-- start --

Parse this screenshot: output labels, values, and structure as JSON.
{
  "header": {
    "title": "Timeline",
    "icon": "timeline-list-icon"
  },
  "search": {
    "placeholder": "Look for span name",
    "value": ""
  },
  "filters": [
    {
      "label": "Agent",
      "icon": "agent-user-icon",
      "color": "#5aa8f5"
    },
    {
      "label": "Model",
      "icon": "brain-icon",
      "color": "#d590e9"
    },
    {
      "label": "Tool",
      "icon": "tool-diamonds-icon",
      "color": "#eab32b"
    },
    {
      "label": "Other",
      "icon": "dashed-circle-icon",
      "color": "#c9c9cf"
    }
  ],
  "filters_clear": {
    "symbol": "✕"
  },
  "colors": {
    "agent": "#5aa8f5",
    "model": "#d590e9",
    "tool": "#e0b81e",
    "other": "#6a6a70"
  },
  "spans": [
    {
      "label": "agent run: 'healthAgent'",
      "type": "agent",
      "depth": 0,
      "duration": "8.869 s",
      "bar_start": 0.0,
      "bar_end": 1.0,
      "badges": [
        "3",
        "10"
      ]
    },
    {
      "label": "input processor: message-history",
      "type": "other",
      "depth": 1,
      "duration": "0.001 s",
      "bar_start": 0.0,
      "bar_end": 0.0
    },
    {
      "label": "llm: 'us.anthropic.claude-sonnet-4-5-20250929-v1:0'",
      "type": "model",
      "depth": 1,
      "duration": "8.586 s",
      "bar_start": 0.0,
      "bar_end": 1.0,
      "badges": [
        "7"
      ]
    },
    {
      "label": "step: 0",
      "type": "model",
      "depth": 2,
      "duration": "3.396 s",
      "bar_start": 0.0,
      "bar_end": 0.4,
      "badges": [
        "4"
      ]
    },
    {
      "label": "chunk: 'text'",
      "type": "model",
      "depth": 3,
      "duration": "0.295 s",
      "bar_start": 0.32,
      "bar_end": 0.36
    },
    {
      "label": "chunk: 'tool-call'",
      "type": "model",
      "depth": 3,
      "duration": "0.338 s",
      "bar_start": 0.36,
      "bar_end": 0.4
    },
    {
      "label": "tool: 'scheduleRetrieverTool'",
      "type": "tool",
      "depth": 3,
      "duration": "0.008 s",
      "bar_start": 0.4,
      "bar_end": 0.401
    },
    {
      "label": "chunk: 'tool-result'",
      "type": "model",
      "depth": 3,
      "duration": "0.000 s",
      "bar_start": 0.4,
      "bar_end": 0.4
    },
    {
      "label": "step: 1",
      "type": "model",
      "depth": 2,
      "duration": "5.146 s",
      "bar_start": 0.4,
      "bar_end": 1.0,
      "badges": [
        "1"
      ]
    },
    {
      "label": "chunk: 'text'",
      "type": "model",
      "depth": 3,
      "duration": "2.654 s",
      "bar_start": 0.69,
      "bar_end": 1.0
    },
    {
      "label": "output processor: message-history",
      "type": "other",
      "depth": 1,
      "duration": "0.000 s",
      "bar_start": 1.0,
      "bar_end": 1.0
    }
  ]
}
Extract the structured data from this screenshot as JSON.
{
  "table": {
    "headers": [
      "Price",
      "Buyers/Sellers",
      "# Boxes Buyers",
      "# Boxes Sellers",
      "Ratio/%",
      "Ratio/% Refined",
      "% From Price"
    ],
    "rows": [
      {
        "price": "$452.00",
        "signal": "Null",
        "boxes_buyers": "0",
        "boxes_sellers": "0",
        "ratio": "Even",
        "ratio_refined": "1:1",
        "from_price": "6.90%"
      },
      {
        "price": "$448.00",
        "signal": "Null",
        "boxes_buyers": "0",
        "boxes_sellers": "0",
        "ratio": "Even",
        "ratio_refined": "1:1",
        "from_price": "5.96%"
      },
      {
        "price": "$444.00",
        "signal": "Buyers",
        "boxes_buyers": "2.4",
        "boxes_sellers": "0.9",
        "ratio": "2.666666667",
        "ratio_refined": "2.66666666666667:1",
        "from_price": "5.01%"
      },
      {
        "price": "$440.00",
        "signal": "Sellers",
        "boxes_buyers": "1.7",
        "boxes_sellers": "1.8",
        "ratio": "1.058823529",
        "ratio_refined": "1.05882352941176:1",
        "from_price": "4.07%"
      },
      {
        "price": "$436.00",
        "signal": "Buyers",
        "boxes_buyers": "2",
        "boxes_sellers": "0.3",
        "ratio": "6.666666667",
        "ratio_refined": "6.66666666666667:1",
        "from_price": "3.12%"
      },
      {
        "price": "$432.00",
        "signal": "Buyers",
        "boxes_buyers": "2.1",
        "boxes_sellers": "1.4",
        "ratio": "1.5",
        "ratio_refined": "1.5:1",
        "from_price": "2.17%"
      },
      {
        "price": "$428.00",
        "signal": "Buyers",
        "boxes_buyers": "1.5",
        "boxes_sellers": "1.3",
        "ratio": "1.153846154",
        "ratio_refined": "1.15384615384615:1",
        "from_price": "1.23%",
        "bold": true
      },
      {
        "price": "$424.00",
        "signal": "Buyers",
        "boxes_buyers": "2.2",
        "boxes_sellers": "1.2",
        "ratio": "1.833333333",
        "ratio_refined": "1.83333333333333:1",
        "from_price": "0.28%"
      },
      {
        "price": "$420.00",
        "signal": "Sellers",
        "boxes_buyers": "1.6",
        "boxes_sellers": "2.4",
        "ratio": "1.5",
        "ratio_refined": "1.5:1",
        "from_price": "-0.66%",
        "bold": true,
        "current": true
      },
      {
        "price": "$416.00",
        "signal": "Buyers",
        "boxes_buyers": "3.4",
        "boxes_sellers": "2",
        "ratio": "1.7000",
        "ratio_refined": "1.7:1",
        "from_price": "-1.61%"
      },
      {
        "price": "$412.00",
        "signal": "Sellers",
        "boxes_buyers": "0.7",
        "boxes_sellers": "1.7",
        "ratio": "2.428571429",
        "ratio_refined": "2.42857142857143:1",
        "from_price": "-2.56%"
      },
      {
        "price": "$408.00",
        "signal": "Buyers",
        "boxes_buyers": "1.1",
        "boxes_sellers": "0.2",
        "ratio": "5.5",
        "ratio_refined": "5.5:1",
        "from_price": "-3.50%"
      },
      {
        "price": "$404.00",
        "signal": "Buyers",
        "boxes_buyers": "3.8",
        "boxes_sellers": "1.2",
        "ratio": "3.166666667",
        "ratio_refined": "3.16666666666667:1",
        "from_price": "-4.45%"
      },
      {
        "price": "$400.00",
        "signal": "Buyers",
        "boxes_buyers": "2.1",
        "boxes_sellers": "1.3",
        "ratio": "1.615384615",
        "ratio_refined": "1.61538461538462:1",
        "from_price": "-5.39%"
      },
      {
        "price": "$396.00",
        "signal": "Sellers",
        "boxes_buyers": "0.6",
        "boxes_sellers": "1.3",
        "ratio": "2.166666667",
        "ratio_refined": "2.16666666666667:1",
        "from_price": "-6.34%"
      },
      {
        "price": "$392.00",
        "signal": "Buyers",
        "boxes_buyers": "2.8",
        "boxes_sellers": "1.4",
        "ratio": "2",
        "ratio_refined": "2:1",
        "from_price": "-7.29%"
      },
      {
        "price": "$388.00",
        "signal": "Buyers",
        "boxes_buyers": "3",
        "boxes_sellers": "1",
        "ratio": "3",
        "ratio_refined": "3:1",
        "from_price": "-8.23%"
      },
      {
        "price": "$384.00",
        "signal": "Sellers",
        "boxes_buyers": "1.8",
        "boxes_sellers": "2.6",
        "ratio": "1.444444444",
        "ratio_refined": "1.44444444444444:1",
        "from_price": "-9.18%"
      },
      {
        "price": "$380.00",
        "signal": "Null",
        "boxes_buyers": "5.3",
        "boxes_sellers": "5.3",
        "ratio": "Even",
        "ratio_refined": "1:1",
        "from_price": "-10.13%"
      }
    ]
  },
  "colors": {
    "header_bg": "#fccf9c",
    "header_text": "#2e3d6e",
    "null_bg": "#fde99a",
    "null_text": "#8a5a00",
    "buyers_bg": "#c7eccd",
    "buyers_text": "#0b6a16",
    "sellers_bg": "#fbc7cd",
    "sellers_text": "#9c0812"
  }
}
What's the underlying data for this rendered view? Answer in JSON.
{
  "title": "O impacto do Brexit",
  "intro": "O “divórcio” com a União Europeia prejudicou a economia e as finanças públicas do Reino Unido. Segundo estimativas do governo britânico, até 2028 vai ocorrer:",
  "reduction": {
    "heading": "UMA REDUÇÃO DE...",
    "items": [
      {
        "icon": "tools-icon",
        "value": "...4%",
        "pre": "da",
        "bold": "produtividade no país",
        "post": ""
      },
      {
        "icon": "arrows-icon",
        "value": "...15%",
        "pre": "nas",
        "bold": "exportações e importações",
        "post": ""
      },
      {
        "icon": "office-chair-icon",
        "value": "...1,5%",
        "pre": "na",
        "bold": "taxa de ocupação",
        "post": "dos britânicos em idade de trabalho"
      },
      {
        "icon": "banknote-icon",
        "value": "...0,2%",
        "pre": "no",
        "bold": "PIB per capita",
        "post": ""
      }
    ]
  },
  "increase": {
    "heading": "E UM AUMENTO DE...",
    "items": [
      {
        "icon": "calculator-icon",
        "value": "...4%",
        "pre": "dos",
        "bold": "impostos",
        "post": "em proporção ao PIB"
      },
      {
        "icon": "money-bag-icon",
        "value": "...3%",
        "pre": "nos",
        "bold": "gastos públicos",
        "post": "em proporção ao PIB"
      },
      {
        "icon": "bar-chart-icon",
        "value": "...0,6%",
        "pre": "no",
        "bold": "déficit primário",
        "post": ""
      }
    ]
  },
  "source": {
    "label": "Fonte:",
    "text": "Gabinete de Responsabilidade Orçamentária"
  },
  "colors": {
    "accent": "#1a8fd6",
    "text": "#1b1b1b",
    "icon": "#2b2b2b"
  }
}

-- end --

> WORK TO COMPLETE
Report all lines of the material that contain the word "processor".

> REPLY TO THE EXERCISE
      "label": "input processor: message-history",
      "label": "output processor: message-history",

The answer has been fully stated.